** TASK GOAL **
Recast all the items below as a single numbered list with no blank lines, and leave the pictures out.

START

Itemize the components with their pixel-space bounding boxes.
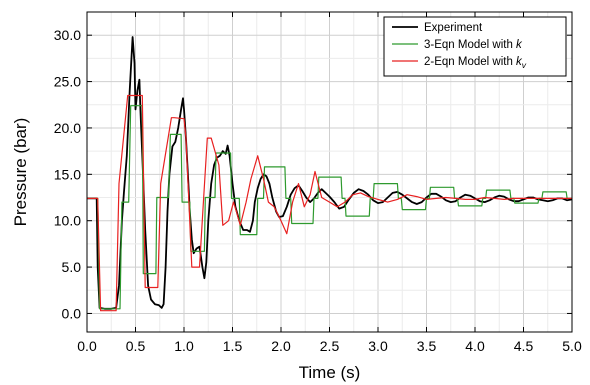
legend-entry: 3-Eqn Model with k: [424, 39, 523, 51]
x-tick-label: 1.5: [223, 338, 243, 354]
y-tick-label: 15.0: [54, 166, 81, 182]
x-tick-label: 2.0: [271, 338, 291, 354]
y-tick-label: 30.0: [54, 27, 81, 43]
x-tick-label: 0.5: [126, 338, 146, 354]
x-tick-label: 3.0: [368, 338, 388, 354]
series-layer: [87, 36, 573, 312]
x-tick-label: 4.0: [465, 338, 485, 354]
legend-entry: Experiment: [424, 22, 483, 34]
y-tick-label: 10.0: [54, 213, 81, 229]
x-tick-label: 4.5: [514, 338, 534, 354]
y-tick-label: 25.0: [54, 74, 81, 90]
x-tick-label: 0.0: [77, 338, 97, 354]
x-tick-label: 2.5: [320, 338, 340, 354]
y-tick-label: 5.0: [62, 259, 82, 275]
y-tick-label: 0.0: [62, 305, 82, 321]
series-line-3: [87, 94, 572, 312]
y-axis-title: Pressure (bar): [11, 118, 30, 227]
x-tick-label: 5.0: [562, 338, 582, 354]
legend-entry: 2-Eqn Model with kv: [424, 56, 527, 70]
x-axis-title: Time (s): [299, 363, 361, 382]
grid: [86, 11, 573, 332]
y-tick-label: 20.0: [54, 120, 81, 136]
ticks: 0.0 0.5 1.0 1.5 2.0 2.5 3.0 3.5 4.0 4.5 5.0 0.0 5.0 1…: [54, 12, 582, 354]
x-tick-label: 3.5: [417, 338, 437, 354]
legend: Experiment 3-Eqn Model with k 2-Eqn Model …: [383, 16, 567, 77]
x-tick-label: 1.0: [174, 338, 194, 354]
series-line-1: [87, 36, 573, 310]
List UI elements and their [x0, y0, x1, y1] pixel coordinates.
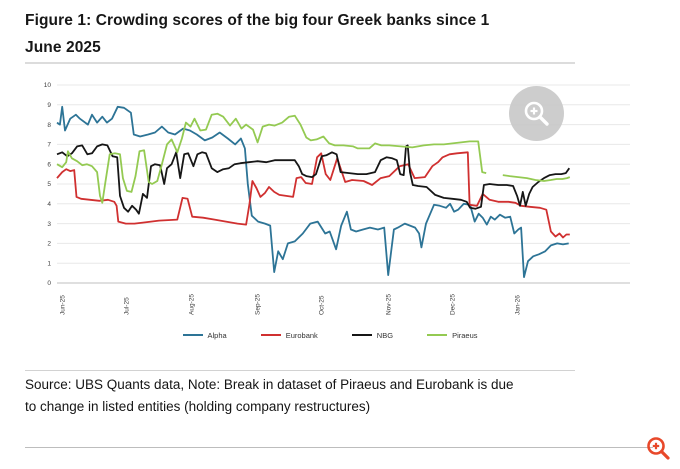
y-tick-label: 1: [47, 260, 51, 267]
x-tick-label: Oct-25: [319, 295, 326, 315]
y-tick-label: 0: [47, 280, 51, 287]
y-tick-label: 8: [47, 122, 51, 129]
magnifier-plus-icon: [524, 101, 549, 126]
series-line-nbg: [56, 143, 571, 215]
legend-label: Alpha: [207, 330, 227, 340]
x-tick-label: Jan-26: [515, 295, 522, 315]
series-line-alpha: [56, 105, 569, 278]
legend-label: Eurobank: [285, 330, 318, 340]
legend-swatch: [260, 334, 281, 336]
chart-legend: Alpha Eurobank NBG Piraeus: [0, 328, 660, 342]
y-tick-label: 9: [47, 102, 51, 109]
legend-swatch: [351, 334, 372, 336]
legend-label: Piraeus: [452, 330, 478, 340]
x-tick-label: Aug-25: [189, 294, 196, 315]
bottom-divider: [25, 447, 653, 448]
y-tick-label: 6: [47, 161, 51, 168]
legend-item-nbg: NBG: [351, 330, 394, 340]
title-divider: [25, 62, 575, 64]
x-tick-label: Jul-25: [123, 297, 130, 315]
x-tick-label: Jun-25: [60, 295, 67, 315]
chart-area: 0 1 2 3 4 5 6 7 8 9 10 Jun-25 Jul-25 Aug-25 Sep-25 Oct-…: [0, 80, 660, 325]
x-tick-label: Dec-25: [449, 294, 456, 315]
page-zoom-button[interactable]: [645, 435, 673, 463]
magnifier-plus-icon: [647, 437, 670, 460]
series-line-piraeus: [56, 112, 571, 204]
x-tick-label: Nov-25: [386, 294, 393, 315]
source-note-line-1: Source: UBS Quants data, Note: Break in …: [25, 377, 514, 392]
legend-swatch: [182, 334, 203, 336]
chart-svg: 0 1 2 3 4 5 6 7 8 9 10 Jun-25 Jul-25 Aug-25 Sep-25 Oct-…: [44, 82, 630, 315]
x-tick-label: Sep-25: [254, 294, 261, 315]
y-tick-label: 2: [47, 241, 51, 248]
series-line-eurobank: [56, 151, 570, 239]
source-divider: [25, 370, 575, 371]
legend-item-alpha: Alpha: [182, 330, 227, 340]
y-tick-label: 7: [47, 142, 51, 149]
y-tick-label: 10: [44, 82, 52, 89]
source-note: Source: UBS Quants data, Note: Break in …: [25, 374, 625, 418]
source-note-line-2: to change in listed entities (holding co…: [25, 399, 371, 414]
legend-item-piraeus: Piraeus: [427, 330, 478, 340]
y-tick-label: 5: [47, 181, 51, 188]
y-tick-label: 4: [47, 201, 51, 208]
legend-label: NBG: [376, 330, 394, 340]
figure-title-line-2: June 2025: [25, 39, 101, 56]
figure-title-line-1: Figure 1: Crowding scores of the big fou…: [25, 12, 490, 29]
chart-zoom-button[interactable]: [509, 86, 564, 141]
legend-swatch: [427, 334, 448, 336]
y-tick-label: 3: [47, 221, 51, 228]
figure-title: Figure 1: Crowding scores of the big fou…: [25, 7, 625, 61]
legend-item-eurobank: Eurobank: [260, 330, 318, 340]
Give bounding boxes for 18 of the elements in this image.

END

** WRITTEN SOLUTION **
1. Itemize the components with their pixel-space bounding boxes.
2. legend-entry: 3-Eqn Model with k: [424, 39, 523, 51]
3. x-tick-label: 1.5: [223, 338, 243, 354]
4. y-tick-label: 15.0: [54, 166, 81, 182]
5. x-tick-label: 2.0: [271, 338, 291, 354]
6. y-tick-label: 30.0: [54, 27, 81, 43]
7. x-tick-label: 0.5: [126, 338, 146, 354]
8. x-tick-label: 3.0: [368, 338, 388, 354]
9. series-layer: [87, 36, 573, 312]
10. x-tick-label: 4.0: [465, 338, 485, 354]
11. legend-entry: Experiment: [424, 22, 483, 34]
12. y-tick-label: 10.0: [54, 213, 81, 229]
13. x-tick-label: 4.5: [514, 338, 534, 354]
14. y-tick-label: 25.0: [54, 74, 81, 90]
15. x-tick-label: 0.0: [77, 338, 97, 354]
16. x-tick-label: 2.5: [320, 338, 340, 354]
17. y-tick-label: 5.0: [62, 259, 82, 275]
18. y-tick-label: 0.0: [62, 305, 82, 321]
19. series-line-3: [87, 94, 572, 312]
20. y-axis-title: Pressure (bar): [11, 118, 30, 227]
21. x-tick-label: 5.0: [562, 338, 582, 354]
22. legend-entry: 2-Eqn Model with kv: [424, 56, 527, 70]
23. x-axis-title: Time (s): [299, 363, 361, 382]
24. grid: [86, 11, 573, 332]
25. y-tick-label: 20.0: [54, 120, 81, 136]
26. ticks: 0.0 0.5 1.0 1.5 2.0 2.5 3.0 3.5 4.0 4.5 5.0 0.0 5.0 1…: [54, 12, 582, 354]
27. x-tick-label: 3.5: [417, 338, 437, 354]
28. legend: Experiment 3-Eqn Model with k 2-Eqn Model …: [383, 16, 567, 77]
29. x-tick-label: 1.0: [174, 338, 194, 354]
30. series-line-1: [87, 36, 573, 310]
31. List UI elements and their [x0, y0, x1, y1] pixel coordinates.
32. y-tick-label: 1: [47, 260, 51, 267]
33. x-tick-label: Oct-25: [319, 295, 326, 315]
34. y-tick-label: 0: [47, 280, 51, 287]
35. y-tick-label: 8: [47, 122, 51, 129]
36. magnifier-plus-icon: [524, 101, 549, 126]
37. series-line-nbg: [56, 143, 571, 215]
38. legend-label: Alpha: [207, 330, 227, 340]
39. x-tick-label: Jan-26: [515, 295, 522, 315]
40. series-line-alpha: [56, 105, 569, 278]
41. legend-label: Eurobank: [285, 330, 318, 340]
42. legend-swatch: [260, 334, 281, 336]
43. chart-legend: Alpha Eurobank NBG Piraeus: [0, 328, 660, 342]
44. y-tick-label: 9: [47, 102, 51, 109]
45. legend-swatch: [351, 334, 372, 336]
46. legend-label: Piraeus: [452, 330, 478, 340]
47. x-tick-label: Aug-25: [189, 294, 196, 315]
48. bottom-divider: [25, 447, 653, 448]
49. y-tick-label: 6: [47, 161, 51, 168]
50. legend-item-nbg: NBG: [351, 330, 394, 340]
51. title-divider: [25, 62, 575, 64]
52. x-tick-label: Jul-25: [123, 297, 130, 315]
53. x-tick-label: Jun-25: [60, 295, 67, 315]
54. chart-area: 0 1 2 3 4 5 6 7 8 9 10 Jun-25 Jul-25 Aug-25 Sep-25 Oct-…: [0, 80, 660, 325]
55. x-tick-label: Dec-25: [449, 294, 456, 315]
56. page-zoom-button[interactable]: [645, 435, 673, 463]
57. magnifier-plus-icon: [647, 437, 670, 460]
58. series-line-piraeus: [56, 112, 571, 204]
59. x-tick-label: Nov-25: [386, 294, 393, 315]
60. source-note-line-1: Source: UBS Quants data, Note: Break in …: [25, 377, 514, 392]
61. legend-swatch: [182, 334, 203, 336]
62. chart-svg: 0 1 2 3 4 5 6 7 8 9 10 Jun-25 Jul-25 Aug-25 Sep-25 Oct-…: [44, 82, 630, 315]
63. x-tick-label: Sep-25: [254, 294, 261, 315]
64. y-tick-label: 2: [47, 241, 51, 248]
65. series-line-eurobank: [56, 151, 570, 239]
66. source-divider: [25, 370, 575, 371]
67. legend-item-alpha: Alpha: [182, 330, 227, 340]
68. y-tick-label: 7: [47, 142, 51, 149]
69. y-tick-label: 10: [44, 82, 52, 89]
70. source-note: Source: UBS Quants data, Note: Break in …: [25, 374, 625, 418]
71. source-note-line-2: to change in listed entities (holding co…: [25, 399, 371, 414]
72. legend-item-piraeus: Piraeus: [427, 330, 478, 340]
73. y-tick-label: 5: [47, 181, 51, 188]
74. y-tick-label: 4: [47, 201, 51, 208]
75. legend-label: NBG: [376, 330, 394, 340]
76. figure-title-line-2: June 2025: [25, 39, 101, 56]
77. figure-title-line-1: Figure 1: Crowding scores of the big fou…: [25, 12, 490, 29]
78. chart-zoom-button[interactable]: [509, 86, 564, 141]
79. legend-swatch: [427, 334, 448, 336]
80. y-tick-label: 3: [47, 221, 51, 228]
81. figure-title: Figure 1: Crowding scores of the big fou…: [25, 7, 625, 61]
82. legend-item-eurobank: Eurobank: [260, 330, 318, 340]
83. Give bounding boxes for 18 of the elements in this image.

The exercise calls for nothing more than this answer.